> _DATA SHOWN_
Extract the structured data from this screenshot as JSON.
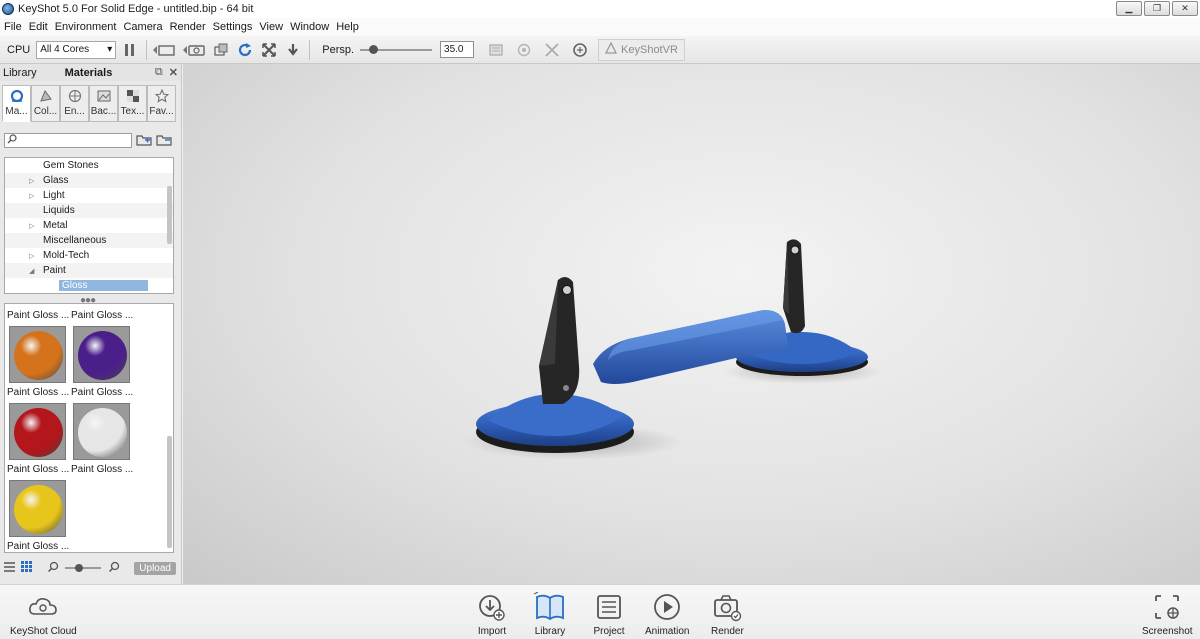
{
  "window": {
    "title": "KeyShot 5.0 For Solid Edge - untitled.bip  - 64 bit"
  },
  "menu": [
    "File",
    "Edit",
    "Environment",
    "Camera",
    "Render",
    "Settings",
    "View",
    "Window",
    "Help"
  ],
  "toolbar": {
    "cpu_label": "CPU",
    "cpu_select_value": "All 4 Cores",
    "perspective_label": "Persp.",
    "perspective_slider_fraction": 0.18,
    "fov_value": "35.0",
    "keyshotvr_label": "KeyShotVR"
  },
  "library": {
    "header_left": "Library",
    "header_title": "Materials",
    "tabs": [
      {
        "label": "Ma...",
        "icon": "materials-icon",
        "active": true
      },
      {
        "label": "Col...",
        "icon": "colors-icon",
        "active": false
      },
      {
        "label": "En...",
        "icon": "environments-icon",
        "active": false
      },
      {
        "label": "Bac...",
        "icon": "backplates-icon",
        "active": false
      },
      {
        "label": "Tex...",
        "icon": "textures-icon",
        "active": false
      },
      {
        "label": "Fav...",
        "icon": "favorites-icon",
        "active": false
      }
    ],
    "tree": [
      {
        "label": "Gem Stones",
        "arrow": ""
      },
      {
        "label": "Glass",
        "arrow": "▷"
      },
      {
        "label": "Light",
        "arrow": "▷"
      },
      {
        "label": "Liquids",
        "arrow": ""
      },
      {
        "label": "Metal",
        "arrow": "▷"
      },
      {
        "label": "Miscellaneous",
        "arrow": ""
      },
      {
        "label": "Mold-Tech",
        "arrow": "▷"
      },
      {
        "label": "Paint",
        "arrow": "◢"
      },
      {
        "label": "Gloss",
        "arrow": "",
        "selected": true
      }
    ],
    "thumbnails": {
      "top_labels": [
        "Paint Gloss ...",
        "Paint Gloss ..."
      ],
      "items": [
        {
          "label": "Paint Gloss ...",
          "color": "#d4731c"
        },
        {
          "label": "Paint Gloss ...",
          "color": "#4b1f8a"
        },
        {
          "label": "Paint Gloss ...",
          "color": "#b3161b"
        },
        {
          "label": "Paint Gloss ...",
          "color": "#e6e6e6"
        },
        {
          "label": "Paint Gloss ...",
          "color": "#e8c51a"
        }
      ]
    },
    "upload_label": "Upload"
  },
  "bottom_bar": {
    "cloud_label": "KeyShot Cloud",
    "items": [
      "Import",
      "Library",
      "Project",
      "Animation",
      "Render"
    ],
    "screenshot_label": "Screenshot"
  },
  "colors": {
    "model_blue": "#2f5fb8",
    "model_black": "#1c1c1c",
    "selection": "#8fb6df"
  }
}
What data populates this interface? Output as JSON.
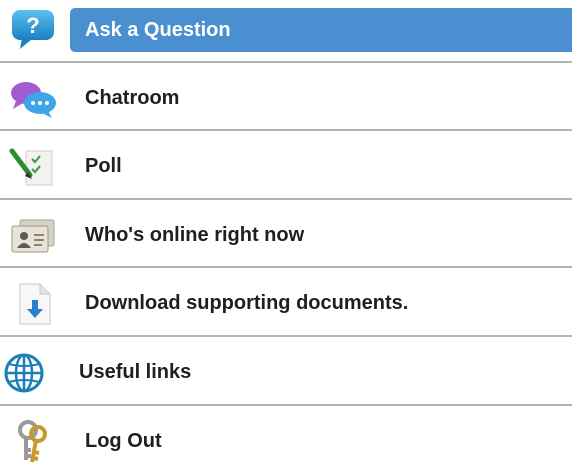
{
  "menu": {
    "items": [
      {
        "id": "ask",
        "label": "Ask a Question",
        "icon": "question-bubble-icon",
        "active": true
      },
      {
        "id": "chat",
        "label": "Chatroom",
        "icon": "chat-bubbles-icon"
      },
      {
        "id": "poll",
        "label": "Poll",
        "icon": "poll-checklist-icon"
      },
      {
        "id": "online",
        "label": "Who's online right now",
        "icon": "contact-cards-icon"
      },
      {
        "id": "download",
        "label": "Download supporting documents.",
        "icon": "download-document-icon"
      },
      {
        "id": "links",
        "label": "Useful links",
        "icon": "globe-icon"
      },
      {
        "id": "logout",
        "label": "Log Out",
        "icon": "keys-icon"
      }
    ]
  },
  "colors": {
    "active_bg": "#4a8fd0",
    "divider": "#b4b4b4",
    "text": "#1f1f1f"
  }
}
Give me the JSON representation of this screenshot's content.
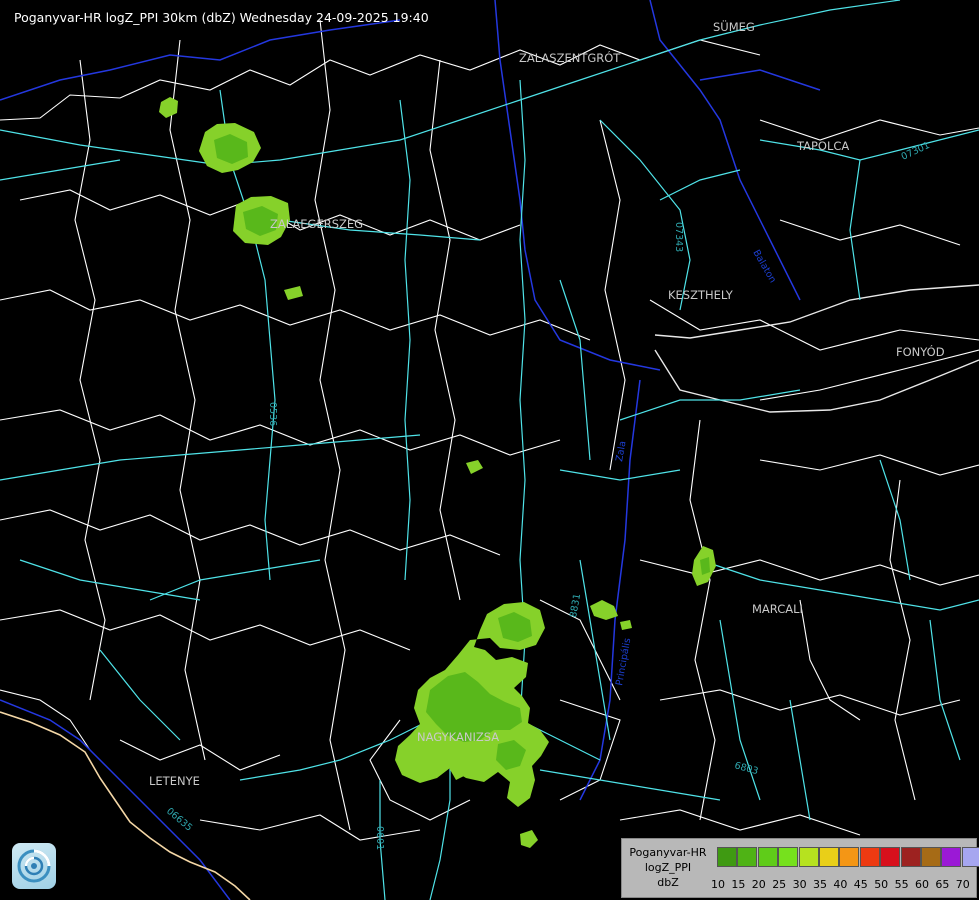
{
  "header": {
    "title": "Poganyvar-HR logZ_PPI 30km (dbZ) Wednesday 24-09-2025 19:40"
  },
  "map": {
    "towns": [
      "SÜMEG",
      "ZALASZENTGRÓT",
      "TAPOLCA",
      "ZALAEGERSZEG",
      "KESZTHELY",
      "FONYÓD",
      "MARCALI",
      "NAGYKANIZSA",
      "LETENYE"
    ],
    "road_labels": [
      "07343",
      "0536",
      "8831",
      "6803",
      "06635",
      "0601",
      "07301"
    ],
    "river_labels": [
      "Zala",
      "Balaton",
      "Principális"
    ],
    "colors": {
      "background": "#000000",
      "roads": "#4fe3e8",
      "rivers": "#2438e0",
      "borders": "#ffffff",
      "country_border": "#f4d7a6"
    }
  },
  "echoes": {
    "color_light": "#86d12a",
    "color_dark": "#59b81b"
  },
  "legend": {
    "line1": "Poganyvar-HR",
    "line2": "logZ_PPI",
    "line3": "dbZ",
    "ticks": [
      "10",
      "15",
      "20",
      "25",
      "30",
      "35",
      "40",
      "45",
      "50",
      "55",
      "60",
      "65",
      "70"
    ],
    "colors": [
      "#3f9a12",
      "#4fb315",
      "#5fcc19",
      "#76e11d",
      "#b6e21f",
      "#e9cf18",
      "#f49615",
      "#ee3a12",
      "#d8101c",
      "#9d2220",
      "#a66b16",
      "#9b19d6",
      "#a6a6f0"
    ]
  },
  "logo": {
    "icon": "radar-agency-logo-icon"
  }
}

> _TASK GOAL_
Write the records above out again exactly, with no pictures in your copy.

> _EXERCISE RESPONSE_
Extract the structured data from this screenshot as JSON.
{
  "window": {
    "title": "KeyShot 5.0 For Solid Edge - untitled.bip  - 64 bit"
  },
  "menu": [
    "File",
    "Edit",
    "Environment",
    "Camera",
    "Render",
    "Settings",
    "View",
    "Window",
    "Help"
  ],
  "toolbar": {
    "cpu_label": "CPU",
    "cpu_select_value": "All 4 Cores",
    "perspective_label": "Persp.",
    "perspective_slider_fraction": 0.18,
    "fov_value": "35.0",
    "keyshotvr_label": "KeyShotVR"
  },
  "library": {
    "header_left": "Library",
    "header_title": "Materials",
    "tabs": [
      {
        "label": "Ma...",
        "icon": "materials-icon",
        "active": true
      },
      {
        "label": "Col...",
        "icon": "colors-icon",
        "active": false
      },
      {
        "label": "En...",
        "icon": "environments-icon",
        "active": false
      },
      {
        "label": "Bac...",
        "icon": "backplates-icon",
        "active": false
      },
      {
        "label": "Tex...",
        "icon": "textures-icon",
        "active": false
      },
      {
        "label": "Fav...",
        "icon": "favorites-icon",
        "active": false
      }
    ],
    "tree": [
      {
        "label": "Gem Stones",
        "arrow": ""
      },
      {
        "label": "Glass",
        "arrow": "▷"
      },
      {
        "label": "Light",
        "arrow": "▷"
      },
      {
        "label": "Liquids",
        "arrow": ""
      },
      {
        "label": "Metal",
        "arrow": "▷"
      },
      {
        "label": "Miscellaneous",
        "arrow": ""
      },
      {
        "label": "Mold-Tech",
        "arrow": "▷"
      },
      {
        "label": "Paint",
        "arrow": "◢"
      },
      {
        "label": "Gloss",
        "arrow": "",
        "selected": true
      }
    ],
    "thumbnails": {
      "top_labels": [
        "Paint Gloss ...",
        "Paint Gloss ..."
      ],
      "items": [
        {
          "label": "Paint Gloss ...",
          "color": "#d4731c"
        },
        {
          "label": "Paint Gloss ...",
          "color": "#4b1f8a"
        },
        {
          "label": "Paint Gloss ...",
          "color": "#b3161b"
        },
        {
          "label": "Paint Gloss ...",
          "color": "#e6e6e6"
        },
        {
          "label": "Paint Gloss ...",
          "color": "#e8c51a"
        }
      ]
    },
    "upload_label": "Upload"
  },
  "bottom_bar": {
    "cloud_label": "KeyShot Cloud",
    "items": [
      "Import",
      "Library",
      "Project",
      "Animation",
      "Render"
    ],
    "screenshot_label": "Screenshot"
  },
  "colors": {
    "model_blue": "#2f5fb8",
    "model_black": "#1c1c1c",
    "selection": "#8fb6df"
  }
}
What data populates this interface? Output as JSON.
{
  "menu": {
    "items": [
      {
        "id": "ask",
        "label": "Ask a Question",
        "icon": "question-bubble-icon",
        "active": true
      },
      {
        "id": "chat",
        "label": "Chatroom",
        "icon": "chat-bubbles-icon"
      },
      {
        "id": "poll",
        "label": "Poll",
        "icon": "poll-checklist-icon"
      },
      {
        "id": "online",
        "label": "Who's online right now",
        "icon": "contact-cards-icon"
      },
      {
        "id": "download",
        "label": "Download supporting documents.",
        "icon": "download-document-icon"
      },
      {
        "id": "links",
        "label": "Useful links",
        "icon": "globe-icon"
      },
      {
        "id": "logout",
        "label": "Log Out",
        "icon": "keys-icon"
      }
    ]
  },
  "colors": {
    "active_bg": "#4a8fd0",
    "divider": "#b4b4b4",
    "text": "#1f1f1f"
  }
}
Give me the JSON representation of this screenshot's content.
{
  "header": {
    "title": "Poganyvar-HR logZ_PPI 30km (dbZ) Wednesday 24-09-2025 19:40"
  },
  "map": {
    "towns": [
      "SÜMEG",
      "ZALASZENTGRÓT",
      "TAPOLCA",
      "ZALAEGERSZEG",
      "KESZTHELY",
      "FONYÓD",
      "MARCALI",
      "NAGYKANIZSA",
      "LETENYE"
    ],
    "road_labels": [
      "07343",
      "0536",
      "8831",
      "6803",
      "06635",
      "0601",
      "07301"
    ],
    "river_labels": [
      "Zala",
      "Balaton",
      "Principális"
    ],
    "colors": {
      "background": "#000000",
      "roads": "#4fe3e8",
      "rivers": "#2438e0",
      "borders": "#ffffff",
      "country_border": "#f4d7a6"
    }
  },
  "echoes": {
    "color_light": "#86d12a",
    "color_dark": "#59b81b"
  },
  "legend": {
    "line1": "Poganyvar-HR",
    "line2": "logZ_PPI",
    "line3": "dbZ",
    "ticks": [
      "10",
      "15",
      "20",
      "25",
      "30",
      "35",
      "40",
      "45",
      "50",
      "55",
      "60",
      "65",
      "70"
    ],
    "colors": [
      "#3f9a12",
      "#4fb315",
      "#5fcc19",
      "#76e11d",
      "#b6e21f",
      "#e9cf18",
      "#f49615",
      "#ee3a12",
      "#d8101c",
      "#9d2220",
      "#a66b16",
      "#9b19d6",
      "#a6a6f0"
    ]
  },
  "logo": {
    "icon": "radar-agency-logo-icon"
  }
}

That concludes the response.